Scan the entries below for the word "LAFOLLETTE". Copy each line that has it.

### Records for the exercise

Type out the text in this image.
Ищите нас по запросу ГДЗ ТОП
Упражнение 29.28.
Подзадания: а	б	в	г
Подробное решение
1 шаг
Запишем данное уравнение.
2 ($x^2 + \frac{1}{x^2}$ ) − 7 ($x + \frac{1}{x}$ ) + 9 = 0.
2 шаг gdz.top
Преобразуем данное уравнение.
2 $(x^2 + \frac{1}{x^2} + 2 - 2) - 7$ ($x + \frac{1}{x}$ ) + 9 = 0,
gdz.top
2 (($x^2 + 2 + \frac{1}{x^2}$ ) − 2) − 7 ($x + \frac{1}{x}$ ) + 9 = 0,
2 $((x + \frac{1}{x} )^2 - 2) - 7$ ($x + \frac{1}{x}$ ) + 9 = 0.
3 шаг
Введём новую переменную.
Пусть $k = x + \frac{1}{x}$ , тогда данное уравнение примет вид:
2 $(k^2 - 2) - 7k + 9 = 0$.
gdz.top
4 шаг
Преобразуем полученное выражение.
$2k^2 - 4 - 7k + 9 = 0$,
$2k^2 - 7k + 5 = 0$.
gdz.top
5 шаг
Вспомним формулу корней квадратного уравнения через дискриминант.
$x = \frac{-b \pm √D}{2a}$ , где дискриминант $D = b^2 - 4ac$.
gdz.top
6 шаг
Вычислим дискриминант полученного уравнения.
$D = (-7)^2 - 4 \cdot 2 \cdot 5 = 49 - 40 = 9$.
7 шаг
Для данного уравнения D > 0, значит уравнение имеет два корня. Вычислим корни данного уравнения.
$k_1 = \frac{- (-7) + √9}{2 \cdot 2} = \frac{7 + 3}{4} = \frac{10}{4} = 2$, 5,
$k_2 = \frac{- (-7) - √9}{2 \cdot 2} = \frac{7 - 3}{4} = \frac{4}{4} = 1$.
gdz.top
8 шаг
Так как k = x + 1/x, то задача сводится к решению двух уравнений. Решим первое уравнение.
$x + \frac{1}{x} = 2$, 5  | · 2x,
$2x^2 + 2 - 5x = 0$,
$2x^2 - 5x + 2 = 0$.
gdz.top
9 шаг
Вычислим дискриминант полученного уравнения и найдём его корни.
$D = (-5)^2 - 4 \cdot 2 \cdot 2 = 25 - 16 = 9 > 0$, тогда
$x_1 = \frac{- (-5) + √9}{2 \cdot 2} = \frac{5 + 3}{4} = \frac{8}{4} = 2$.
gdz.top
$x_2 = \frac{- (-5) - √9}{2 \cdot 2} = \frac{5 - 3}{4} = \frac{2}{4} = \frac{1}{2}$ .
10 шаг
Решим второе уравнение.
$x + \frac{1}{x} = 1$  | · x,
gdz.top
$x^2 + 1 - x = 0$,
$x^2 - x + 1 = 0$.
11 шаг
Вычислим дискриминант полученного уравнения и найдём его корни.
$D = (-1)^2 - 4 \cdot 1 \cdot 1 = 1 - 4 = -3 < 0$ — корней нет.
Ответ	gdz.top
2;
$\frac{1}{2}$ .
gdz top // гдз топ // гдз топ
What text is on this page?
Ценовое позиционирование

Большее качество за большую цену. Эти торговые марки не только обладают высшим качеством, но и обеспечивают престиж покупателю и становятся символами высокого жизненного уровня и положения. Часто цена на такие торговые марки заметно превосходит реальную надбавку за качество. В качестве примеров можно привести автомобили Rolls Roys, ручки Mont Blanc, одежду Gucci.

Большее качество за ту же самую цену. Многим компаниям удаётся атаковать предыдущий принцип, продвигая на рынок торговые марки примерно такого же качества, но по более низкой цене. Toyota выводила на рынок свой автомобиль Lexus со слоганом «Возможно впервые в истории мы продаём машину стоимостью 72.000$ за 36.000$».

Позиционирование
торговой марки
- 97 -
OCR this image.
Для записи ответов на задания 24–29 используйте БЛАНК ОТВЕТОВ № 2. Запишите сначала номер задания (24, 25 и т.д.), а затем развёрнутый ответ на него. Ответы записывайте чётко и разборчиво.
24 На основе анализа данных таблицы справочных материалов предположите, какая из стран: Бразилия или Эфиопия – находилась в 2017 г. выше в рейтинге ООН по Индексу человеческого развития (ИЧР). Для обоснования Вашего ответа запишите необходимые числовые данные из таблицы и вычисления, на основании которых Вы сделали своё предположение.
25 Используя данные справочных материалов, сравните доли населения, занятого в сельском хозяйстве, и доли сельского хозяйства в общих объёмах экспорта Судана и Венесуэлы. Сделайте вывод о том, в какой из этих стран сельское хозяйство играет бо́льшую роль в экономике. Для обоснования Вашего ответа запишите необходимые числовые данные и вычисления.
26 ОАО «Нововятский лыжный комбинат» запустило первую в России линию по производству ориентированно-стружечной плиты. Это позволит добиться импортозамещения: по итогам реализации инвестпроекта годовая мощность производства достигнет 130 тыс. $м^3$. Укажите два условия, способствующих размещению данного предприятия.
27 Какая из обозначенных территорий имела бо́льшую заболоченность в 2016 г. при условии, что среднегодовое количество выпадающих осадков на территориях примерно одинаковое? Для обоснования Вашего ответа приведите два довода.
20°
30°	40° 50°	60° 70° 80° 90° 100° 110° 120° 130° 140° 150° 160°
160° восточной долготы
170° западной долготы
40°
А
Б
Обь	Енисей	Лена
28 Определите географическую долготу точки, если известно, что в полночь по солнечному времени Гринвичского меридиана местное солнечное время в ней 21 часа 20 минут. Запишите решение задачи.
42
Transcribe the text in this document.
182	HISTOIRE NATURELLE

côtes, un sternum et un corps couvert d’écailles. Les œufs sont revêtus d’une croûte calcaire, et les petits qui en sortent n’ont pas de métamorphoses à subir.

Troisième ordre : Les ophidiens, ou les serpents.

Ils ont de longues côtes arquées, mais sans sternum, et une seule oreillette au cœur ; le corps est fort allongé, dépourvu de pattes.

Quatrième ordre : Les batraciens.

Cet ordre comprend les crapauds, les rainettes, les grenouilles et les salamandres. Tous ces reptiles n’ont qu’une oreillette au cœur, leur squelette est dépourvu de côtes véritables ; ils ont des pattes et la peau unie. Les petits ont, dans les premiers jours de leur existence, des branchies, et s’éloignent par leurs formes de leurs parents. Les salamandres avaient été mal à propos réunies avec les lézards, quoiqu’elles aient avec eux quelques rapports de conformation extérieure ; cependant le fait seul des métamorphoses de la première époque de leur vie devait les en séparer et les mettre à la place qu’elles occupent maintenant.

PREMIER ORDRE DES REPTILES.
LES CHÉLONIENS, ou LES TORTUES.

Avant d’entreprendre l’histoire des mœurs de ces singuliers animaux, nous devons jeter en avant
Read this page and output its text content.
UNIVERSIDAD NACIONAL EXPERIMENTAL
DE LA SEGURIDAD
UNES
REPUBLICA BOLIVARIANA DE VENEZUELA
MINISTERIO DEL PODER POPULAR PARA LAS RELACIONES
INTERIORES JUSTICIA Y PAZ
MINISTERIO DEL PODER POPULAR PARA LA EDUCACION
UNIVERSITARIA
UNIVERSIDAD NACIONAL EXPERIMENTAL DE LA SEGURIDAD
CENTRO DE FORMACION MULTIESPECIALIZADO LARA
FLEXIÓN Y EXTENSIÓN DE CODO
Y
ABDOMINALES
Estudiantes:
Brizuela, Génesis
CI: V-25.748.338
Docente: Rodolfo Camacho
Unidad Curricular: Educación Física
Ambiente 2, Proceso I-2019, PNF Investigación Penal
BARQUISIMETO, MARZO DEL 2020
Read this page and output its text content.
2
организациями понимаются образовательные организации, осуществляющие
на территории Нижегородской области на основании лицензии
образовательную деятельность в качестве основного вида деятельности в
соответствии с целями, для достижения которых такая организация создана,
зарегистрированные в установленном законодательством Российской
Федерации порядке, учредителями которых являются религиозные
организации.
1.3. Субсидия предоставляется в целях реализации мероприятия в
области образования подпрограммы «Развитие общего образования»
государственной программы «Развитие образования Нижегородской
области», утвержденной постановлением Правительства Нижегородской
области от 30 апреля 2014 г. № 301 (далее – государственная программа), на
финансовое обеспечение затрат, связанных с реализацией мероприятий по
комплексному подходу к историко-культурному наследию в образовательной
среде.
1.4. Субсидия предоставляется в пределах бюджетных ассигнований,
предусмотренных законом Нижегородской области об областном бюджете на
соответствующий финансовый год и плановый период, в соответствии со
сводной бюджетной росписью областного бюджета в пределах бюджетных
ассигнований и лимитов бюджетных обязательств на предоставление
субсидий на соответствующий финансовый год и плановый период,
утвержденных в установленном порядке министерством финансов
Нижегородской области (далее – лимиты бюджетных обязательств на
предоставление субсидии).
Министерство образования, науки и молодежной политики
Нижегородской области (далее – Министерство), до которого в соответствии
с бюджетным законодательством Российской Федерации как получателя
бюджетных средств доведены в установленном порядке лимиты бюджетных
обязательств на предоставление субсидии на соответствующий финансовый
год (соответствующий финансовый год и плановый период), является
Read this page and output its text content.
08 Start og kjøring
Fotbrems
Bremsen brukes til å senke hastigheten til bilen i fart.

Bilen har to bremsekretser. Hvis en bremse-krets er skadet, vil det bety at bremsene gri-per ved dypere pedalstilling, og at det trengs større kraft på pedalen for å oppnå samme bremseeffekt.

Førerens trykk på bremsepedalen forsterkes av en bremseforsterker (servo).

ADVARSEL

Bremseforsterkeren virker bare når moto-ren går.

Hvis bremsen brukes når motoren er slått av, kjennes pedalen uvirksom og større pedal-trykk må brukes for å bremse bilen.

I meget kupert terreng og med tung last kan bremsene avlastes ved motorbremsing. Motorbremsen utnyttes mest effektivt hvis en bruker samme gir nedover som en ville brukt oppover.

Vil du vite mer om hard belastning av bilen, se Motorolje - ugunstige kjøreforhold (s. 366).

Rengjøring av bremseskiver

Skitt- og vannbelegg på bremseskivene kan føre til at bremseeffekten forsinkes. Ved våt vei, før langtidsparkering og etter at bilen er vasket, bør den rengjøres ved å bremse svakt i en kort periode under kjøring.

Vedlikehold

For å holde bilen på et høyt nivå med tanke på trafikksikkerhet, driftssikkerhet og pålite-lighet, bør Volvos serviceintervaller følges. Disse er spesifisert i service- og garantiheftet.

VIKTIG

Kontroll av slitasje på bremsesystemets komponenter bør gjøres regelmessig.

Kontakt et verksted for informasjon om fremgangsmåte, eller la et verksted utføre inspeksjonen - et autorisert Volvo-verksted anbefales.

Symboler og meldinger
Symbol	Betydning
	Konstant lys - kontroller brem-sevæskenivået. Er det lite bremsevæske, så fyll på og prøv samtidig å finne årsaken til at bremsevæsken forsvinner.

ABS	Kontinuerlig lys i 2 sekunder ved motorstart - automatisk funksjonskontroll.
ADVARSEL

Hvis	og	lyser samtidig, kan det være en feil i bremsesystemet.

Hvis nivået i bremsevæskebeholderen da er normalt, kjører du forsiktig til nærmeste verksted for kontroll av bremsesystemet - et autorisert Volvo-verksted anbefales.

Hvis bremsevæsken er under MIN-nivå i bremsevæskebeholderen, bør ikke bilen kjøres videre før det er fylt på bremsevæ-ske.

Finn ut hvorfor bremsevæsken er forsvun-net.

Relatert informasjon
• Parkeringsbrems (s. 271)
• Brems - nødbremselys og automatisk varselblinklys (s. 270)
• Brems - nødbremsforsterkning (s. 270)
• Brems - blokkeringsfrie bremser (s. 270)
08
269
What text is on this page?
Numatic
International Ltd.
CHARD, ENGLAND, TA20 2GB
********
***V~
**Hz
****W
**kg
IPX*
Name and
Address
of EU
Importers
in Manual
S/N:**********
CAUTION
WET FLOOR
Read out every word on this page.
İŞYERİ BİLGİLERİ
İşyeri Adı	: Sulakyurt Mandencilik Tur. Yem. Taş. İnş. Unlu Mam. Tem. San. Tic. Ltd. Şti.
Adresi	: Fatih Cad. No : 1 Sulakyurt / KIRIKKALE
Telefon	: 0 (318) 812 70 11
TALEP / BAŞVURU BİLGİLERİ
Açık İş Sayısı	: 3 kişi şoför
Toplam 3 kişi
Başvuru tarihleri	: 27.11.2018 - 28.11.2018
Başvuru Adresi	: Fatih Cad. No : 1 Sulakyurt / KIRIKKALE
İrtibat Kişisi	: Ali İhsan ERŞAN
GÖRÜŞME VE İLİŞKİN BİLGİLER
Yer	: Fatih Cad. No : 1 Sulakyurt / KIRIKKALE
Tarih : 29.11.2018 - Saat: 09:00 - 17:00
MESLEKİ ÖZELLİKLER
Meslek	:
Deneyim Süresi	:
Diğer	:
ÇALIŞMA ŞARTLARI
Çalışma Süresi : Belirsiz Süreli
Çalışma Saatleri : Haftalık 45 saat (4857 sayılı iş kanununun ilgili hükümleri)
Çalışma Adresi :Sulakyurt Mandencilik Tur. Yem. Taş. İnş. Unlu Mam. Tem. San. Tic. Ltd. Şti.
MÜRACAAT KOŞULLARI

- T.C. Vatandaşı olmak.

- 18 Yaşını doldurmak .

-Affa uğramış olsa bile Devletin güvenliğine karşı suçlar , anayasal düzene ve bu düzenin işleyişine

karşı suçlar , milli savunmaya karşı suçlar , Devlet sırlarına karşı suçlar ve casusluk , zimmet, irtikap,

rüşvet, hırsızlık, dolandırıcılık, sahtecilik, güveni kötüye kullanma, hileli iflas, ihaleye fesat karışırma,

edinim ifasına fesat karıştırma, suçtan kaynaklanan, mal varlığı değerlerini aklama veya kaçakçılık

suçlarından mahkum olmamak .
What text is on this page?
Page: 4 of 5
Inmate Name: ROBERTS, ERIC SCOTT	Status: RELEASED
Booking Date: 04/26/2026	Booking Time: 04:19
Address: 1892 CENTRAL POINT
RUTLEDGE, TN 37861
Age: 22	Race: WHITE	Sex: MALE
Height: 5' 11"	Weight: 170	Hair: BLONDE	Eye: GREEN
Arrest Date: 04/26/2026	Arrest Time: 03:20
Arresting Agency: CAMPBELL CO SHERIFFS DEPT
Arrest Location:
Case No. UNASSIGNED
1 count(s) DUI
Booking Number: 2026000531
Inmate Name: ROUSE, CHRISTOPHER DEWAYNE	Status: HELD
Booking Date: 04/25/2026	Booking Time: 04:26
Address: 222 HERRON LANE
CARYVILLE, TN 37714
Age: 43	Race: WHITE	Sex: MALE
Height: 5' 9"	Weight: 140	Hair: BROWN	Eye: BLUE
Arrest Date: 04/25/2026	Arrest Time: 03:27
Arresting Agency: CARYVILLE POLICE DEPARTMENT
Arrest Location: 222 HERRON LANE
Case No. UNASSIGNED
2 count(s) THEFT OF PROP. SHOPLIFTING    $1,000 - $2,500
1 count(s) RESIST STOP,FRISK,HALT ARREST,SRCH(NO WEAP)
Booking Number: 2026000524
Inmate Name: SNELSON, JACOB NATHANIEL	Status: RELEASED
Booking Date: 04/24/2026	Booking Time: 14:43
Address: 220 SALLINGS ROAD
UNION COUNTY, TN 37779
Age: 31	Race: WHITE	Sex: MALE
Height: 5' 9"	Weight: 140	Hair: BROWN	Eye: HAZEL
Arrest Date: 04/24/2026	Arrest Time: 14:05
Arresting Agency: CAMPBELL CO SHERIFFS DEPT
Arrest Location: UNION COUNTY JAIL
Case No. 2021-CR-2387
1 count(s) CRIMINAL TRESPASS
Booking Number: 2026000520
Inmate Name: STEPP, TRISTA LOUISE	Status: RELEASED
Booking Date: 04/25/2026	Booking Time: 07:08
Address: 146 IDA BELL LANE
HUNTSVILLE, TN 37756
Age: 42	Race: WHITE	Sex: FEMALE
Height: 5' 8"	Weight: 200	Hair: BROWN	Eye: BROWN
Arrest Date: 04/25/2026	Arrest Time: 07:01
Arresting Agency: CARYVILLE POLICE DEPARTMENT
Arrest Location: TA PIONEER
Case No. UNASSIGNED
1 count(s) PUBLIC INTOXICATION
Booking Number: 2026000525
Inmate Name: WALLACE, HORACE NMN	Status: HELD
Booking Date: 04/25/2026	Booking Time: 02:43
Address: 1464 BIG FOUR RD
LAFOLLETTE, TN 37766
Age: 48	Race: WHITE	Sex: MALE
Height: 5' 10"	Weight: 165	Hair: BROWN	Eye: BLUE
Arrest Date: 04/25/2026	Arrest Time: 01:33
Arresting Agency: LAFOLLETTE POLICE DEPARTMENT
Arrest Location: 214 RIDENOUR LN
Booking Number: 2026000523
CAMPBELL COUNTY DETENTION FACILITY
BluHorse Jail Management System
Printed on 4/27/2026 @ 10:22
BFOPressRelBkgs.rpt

######

_Exercise result_.
LAFOLLETTE, TN 37766
Arresting Agency: LAFOLLETTE POLICE DEPARTMENT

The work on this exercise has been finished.